┌──

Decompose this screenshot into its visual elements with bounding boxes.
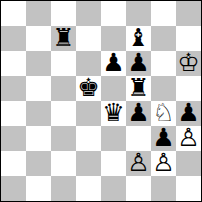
square-g6[interactable] xyxy=(151,51,176,76)
square-b8[interactable] xyxy=(26,1,51,26)
square-c3[interactable] xyxy=(51,126,76,151)
white-pawn-g2[interactable]: ♙ xyxy=(152,150,174,175)
square-h2[interactable] xyxy=(176,151,201,176)
square-g7[interactable] xyxy=(151,26,176,51)
square-b5[interactable] xyxy=(26,76,51,101)
square-c7[interactable]: ♜ xyxy=(51,26,76,51)
square-c2[interactable] xyxy=(51,151,76,176)
square-d3[interactable] xyxy=(76,126,101,151)
black-bishop-f7[interactable]: ♝ xyxy=(127,25,149,50)
black-king-d5[interactable]: ♚ xyxy=(77,75,99,100)
square-c1[interactable] xyxy=(51,176,76,201)
square-e6[interactable]: ♟ xyxy=(101,51,126,76)
square-g2[interactable]: ♙ xyxy=(151,151,176,176)
square-a1[interactable] xyxy=(1,176,26,201)
square-h1[interactable] xyxy=(176,176,201,201)
square-d4[interactable] xyxy=(76,101,101,126)
square-e2[interactable] xyxy=(101,151,126,176)
square-d8[interactable] xyxy=(76,1,101,26)
square-a6[interactable] xyxy=(1,51,26,76)
white-knight-g4[interactable]: ♘ xyxy=(152,100,174,125)
black-rook-c7[interactable]: ♜ xyxy=(52,25,74,50)
square-g8[interactable] xyxy=(151,1,176,26)
black-pawn-g3[interactable]: ♟ xyxy=(152,125,174,150)
square-a5[interactable] xyxy=(1,76,26,101)
square-c4[interactable] xyxy=(51,101,76,126)
square-a7[interactable] xyxy=(1,26,26,51)
square-a3[interactable] xyxy=(1,126,26,151)
square-b7[interactable] xyxy=(26,26,51,51)
square-e3[interactable] xyxy=(101,126,126,151)
black-queen-e4[interactable]: ♛ xyxy=(102,100,124,125)
black-pawn-e6[interactable]: ♟ xyxy=(102,50,124,75)
white-pawn-f2[interactable]: ♙ xyxy=(127,150,149,175)
square-d5[interactable]: ♚ xyxy=(76,76,101,101)
square-b1[interactable] xyxy=(26,176,51,201)
white-king-h6[interactable]: ♔ xyxy=(177,50,199,75)
square-a2[interactable] xyxy=(1,151,26,176)
square-d1[interactable] xyxy=(76,176,101,201)
square-b4[interactable] xyxy=(26,101,51,126)
white-pawn-h3[interactable]: ♙ xyxy=(177,125,199,150)
square-c5[interactable] xyxy=(51,76,76,101)
square-h6[interactable]: ♔ xyxy=(176,51,201,76)
square-b2[interactable] xyxy=(26,151,51,176)
square-g1[interactable] xyxy=(151,176,176,201)
square-e1[interactable] xyxy=(101,176,126,201)
chess-board: ♜♝♟♟♔♚♜♛♟♘♟♟♙♙♙ xyxy=(0,0,202,202)
square-a8[interactable] xyxy=(1,1,26,26)
square-h8[interactable] xyxy=(176,1,201,26)
square-f4[interactable]: ♟ xyxy=(126,101,151,126)
square-d2[interactable] xyxy=(76,151,101,176)
black-pawn-f4[interactable]: ♟ xyxy=(127,100,149,125)
chess-diagram: ♜♝♟♟♔♚♜♛♟♘♟♟♙♙♙ xyxy=(0,0,202,202)
black-rook-f5[interactable]: ♜ xyxy=(127,75,149,100)
black-pawn-f6[interactable]: ♟ xyxy=(127,50,149,75)
square-b3[interactable] xyxy=(26,126,51,151)
square-h3[interactable]: ♙ xyxy=(176,126,201,151)
black-pawn-h4[interactable]: ♟ xyxy=(177,100,199,125)
square-f1[interactable] xyxy=(126,176,151,201)
square-e4[interactable]: ♛ xyxy=(101,101,126,126)
square-f2[interactable]: ♙ xyxy=(126,151,151,176)
square-e8[interactable] xyxy=(101,1,126,26)
square-b6[interactable] xyxy=(26,51,51,76)
square-a4[interactable] xyxy=(1,101,26,126)
square-c6[interactable] xyxy=(51,51,76,76)
square-d7[interactable] xyxy=(76,26,101,51)
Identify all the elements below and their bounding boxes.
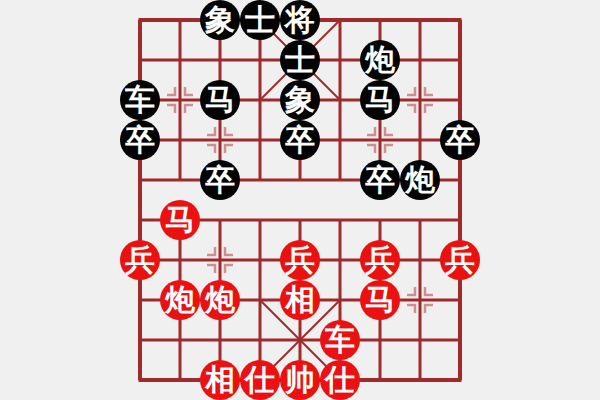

└──

In every record above, change each "interactable" to "clickable" and reproduce the lines with nothing else altered. Omit the pictures.

Decompose this screenshot into its visual elements with bounding boxes.
square-g6[clickable] xyxy=(151,51,176,76)
square-b8[clickable] xyxy=(26,1,51,26)
square-c3[clickable] xyxy=(51,126,76,151)
white-pawn-g2[clickable]: ♙ xyxy=(152,150,174,175)
square-h2[clickable] xyxy=(176,151,201,176)
square-g7[clickable] xyxy=(151,26,176,51)
square-b5[clickable] xyxy=(26,76,51,101)
square-c7[clickable]: ♜ xyxy=(51,26,76,51)
square-c2[clickable] xyxy=(51,151,76,176)
square-d3[clickable] xyxy=(76,126,101,151)
black-bishop-f7[clickable]: ♝ xyxy=(127,25,149,50)
black-king-d5[clickable]: ♚ xyxy=(77,75,99,100)
square-c1[clickable] xyxy=(51,176,76,201)
square-e6[clickable]: ♟ xyxy=(101,51,126,76)
square-g2[clickable]: ♙ xyxy=(151,151,176,176)
square-a1[clickable] xyxy=(1,176,26,201)
square-h1[clickable] xyxy=(176,176,201,201)
square-d4[clickable] xyxy=(76,101,101,126)
square-e2[clickable] xyxy=(101,151,126,176)
square-d8[clickable] xyxy=(76,1,101,26)
square-a6[clickable] xyxy=(1,51,26,76)
white-knight-g4[clickable]: ♘ xyxy=(152,100,174,125)
black-rook-c7[clickable]: ♜ xyxy=(52,25,74,50)
square-g8[clickable] xyxy=(151,1,176,26)
black-pawn-g3[clickable]: ♟ xyxy=(152,125,174,150)
square-a5[clickable] xyxy=(1,76,26,101)
square-c4[clickable] xyxy=(51,101,76,126)
square-a7[clickable] xyxy=(1,26,26,51)
square-a3[clickable] xyxy=(1,126,26,151)
square-b7[clickable] xyxy=(26,26,51,51)
square-e3[clickable] xyxy=(101,126,126,151)
black-queen-e4[clickable]: ♛ xyxy=(102,100,124,125)
black-pawn-e6[clickable]: ♟ xyxy=(102,50,124,75)
white-pawn-f2[clickable]: ♙ xyxy=(127,150,149,175)
square-d5[clickable]: ♚ xyxy=(76,76,101,101)
square-b1[clickable] xyxy=(26,176,51,201)
white-king-h6[clickable]: ♔ xyxy=(177,50,199,75)
square-a2[clickable] xyxy=(1,151,26,176)
square-d1[clickable] xyxy=(76,176,101,201)
square-b4[clickable] xyxy=(26,101,51,126)
white-pawn-h3[clickable]: ♙ xyxy=(177,125,199,150)
square-c5[clickable] xyxy=(51,76,76,101)
square-h6[clickable]: ♔ xyxy=(176,51,201,76)
square-b2[clickable] xyxy=(26,151,51,176)
square-g1[clickable] xyxy=(151,176,176,201)
square-e1[clickable] xyxy=(101,176,126,201)
chess-board: ♜♝♟♟♔♚♜♛♟♘♟♟♙♙♙ xyxy=(0,0,202,202)
square-a8[clickable] xyxy=(1,1,26,26)
square-h8[clickable] xyxy=(176,1,201,26)
square-f4[clickable]: ♟ xyxy=(126,101,151,126)
square-d2[clickable] xyxy=(76,151,101,176)
black-pawn-f4[clickable]: ♟ xyxy=(127,100,149,125)
chess-diagram: ♜♝♟♟♔♚♜♛♟♘♟♟♙♙♙ xyxy=(0,0,202,202)
black-rook-f5[clickable]: ♜ xyxy=(127,75,149,100)
black-pawn-f6[clickable]: ♟ xyxy=(127,50,149,75)
square-b3[clickable] xyxy=(26,126,51,151)
square-h3[clickable]: ♙ xyxy=(176,126,201,151)
black-pawn-h4[clickable]: ♟ xyxy=(177,100,199,125)
square-f1[clickable] xyxy=(126,176,151,201)
square-e4[clickable]: ♛ xyxy=(101,101,126,126)
square-f2[clickable]: ♙ xyxy=(126,151,151,176)
square-e8[clickable] xyxy=(101,1,126,26)
square-b6[clickable] xyxy=(26,51,51,76)
square-a4[clickable] xyxy=(1,101,26,126)
square-c6[clickable] xyxy=(51,51,76,76)
square-d7[clickable] xyxy=(76,26,101,51)
Identify all the elements below and their bounding boxes.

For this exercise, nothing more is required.